Items from a figure collection:
------------------------------
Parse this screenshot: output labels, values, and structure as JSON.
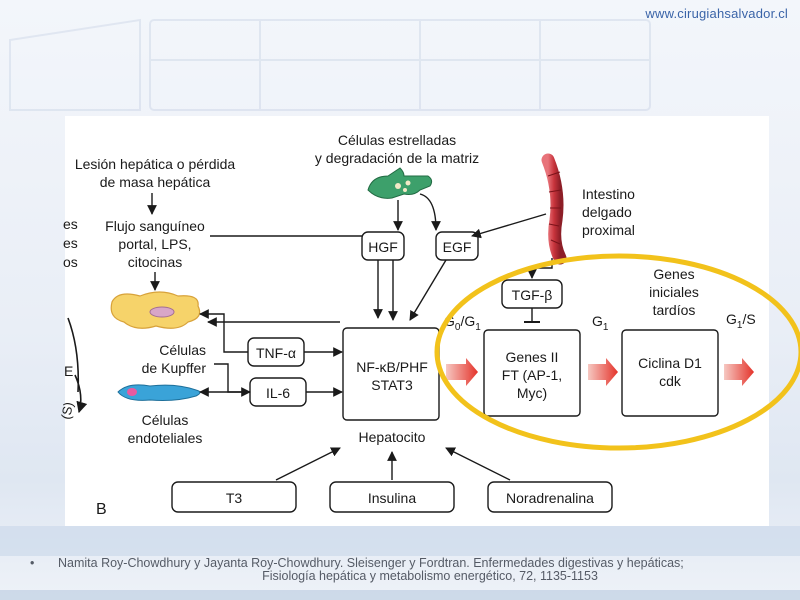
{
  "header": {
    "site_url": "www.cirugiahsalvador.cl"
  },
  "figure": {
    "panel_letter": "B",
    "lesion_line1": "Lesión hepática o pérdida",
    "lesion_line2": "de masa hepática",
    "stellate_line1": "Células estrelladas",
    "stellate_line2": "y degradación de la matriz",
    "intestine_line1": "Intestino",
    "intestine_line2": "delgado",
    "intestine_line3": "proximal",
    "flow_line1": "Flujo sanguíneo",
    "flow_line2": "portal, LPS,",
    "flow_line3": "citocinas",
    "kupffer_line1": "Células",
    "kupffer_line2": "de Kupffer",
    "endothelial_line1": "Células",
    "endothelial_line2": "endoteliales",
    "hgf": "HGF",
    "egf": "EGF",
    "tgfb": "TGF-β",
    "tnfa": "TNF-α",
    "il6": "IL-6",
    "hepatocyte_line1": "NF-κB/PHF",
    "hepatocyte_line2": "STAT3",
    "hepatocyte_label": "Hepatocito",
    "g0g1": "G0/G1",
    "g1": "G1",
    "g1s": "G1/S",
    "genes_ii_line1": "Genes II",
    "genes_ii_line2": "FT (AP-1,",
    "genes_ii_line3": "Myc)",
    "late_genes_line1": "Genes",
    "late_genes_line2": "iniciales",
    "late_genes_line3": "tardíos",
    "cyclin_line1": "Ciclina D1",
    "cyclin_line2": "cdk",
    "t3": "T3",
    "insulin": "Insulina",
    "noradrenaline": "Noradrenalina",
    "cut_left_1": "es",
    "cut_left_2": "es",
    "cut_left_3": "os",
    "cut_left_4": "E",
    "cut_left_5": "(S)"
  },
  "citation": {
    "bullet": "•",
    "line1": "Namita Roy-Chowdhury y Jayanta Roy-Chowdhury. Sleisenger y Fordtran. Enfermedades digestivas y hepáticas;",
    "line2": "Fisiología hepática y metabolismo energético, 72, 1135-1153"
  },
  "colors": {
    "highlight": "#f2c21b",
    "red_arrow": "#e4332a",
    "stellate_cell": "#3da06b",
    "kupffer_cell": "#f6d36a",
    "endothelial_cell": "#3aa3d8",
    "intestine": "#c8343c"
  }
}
------------------------------
After removing each picture, print the entries above exactly as they were.

[OUTPUT FOR THIS EXERCISE]
Parse this screenshot: output labels, values, and structure as JSON.
{
  "header": {
    "site_url": "www.cirugiahsalvador.cl"
  },
  "figure": {
    "panel_letter": "B",
    "lesion_line1": "Lesión hepática o pérdida",
    "lesion_line2": "de masa hepática",
    "stellate_line1": "Células estrelladas",
    "stellate_line2": "y degradación de la matriz",
    "intestine_line1": "Intestino",
    "intestine_line2": "delgado",
    "intestine_line3": "proximal",
    "flow_line1": "Flujo sanguíneo",
    "flow_line2": "portal, LPS,",
    "flow_line3": "citocinas",
    "kupffer_line1": "Células",
    "kupffer_line2": "de Kupffer",
    "endothelial_line1": "Células",
    "endothelial_line2": "endoteliales",
    "hgf": "HGF",
    "egf": "EGF",
    "tgfb": "TGF-β",
    "tnfa": "TNF-α",
    "il6": "IL-6",
    "hepatocyte_line1": "NF-κB/PHF",
    "hepatocyte_line2": "STAT3",
    "hepatocyte_label": "Hepatocito",
    "g0g1": "G0/G1",
    "g1": "G1",
    "g1s": "G1/S",
    "genes_ii_line1": "Genes II",
    "genes_ii_line2": "FT (AP-1,",
    "genes_ii_line3": "Myc)",
    "late_genes_line1": "Genes",
    "late_genes_line2": "iniciales",
    "late_genes_line3": "tardíos",
    "cyclin_line1": "Ciclina D1",
    "cyclin_line2": "cdk",
    "t3": "T3",
    "insulin": "Insulina",
    "noradrenaline": "Noradrenalina",
    "cut_left_1": "es",
    "cut_left_2": "es",
    "cut_left_3": "os",
    "cut_left_4": "E",
    "cut_left_5": "(S)"
  },
  "citation": {
    "bullet": "•",
    "line1": "Namita Roy-Chowdhury y Jayanta Roy-Chowdhury. Sleisenger y Fordtran. Enfermedades digestivas y hepáticas;",
    "line2": "Fisiología hepática y metabolismo energético, 72, 1135-1153"
  },
  "colors": {
    "highlight": "#f2c21b",
    "red_arrow": "#e4332a",
    "stellate_cell": "#3da06b",
    "kupffer_cell": "#f6d36a",
    "endothelial_cell": "#3aa3d8",
    "intestine": "#c8343c"
  }
}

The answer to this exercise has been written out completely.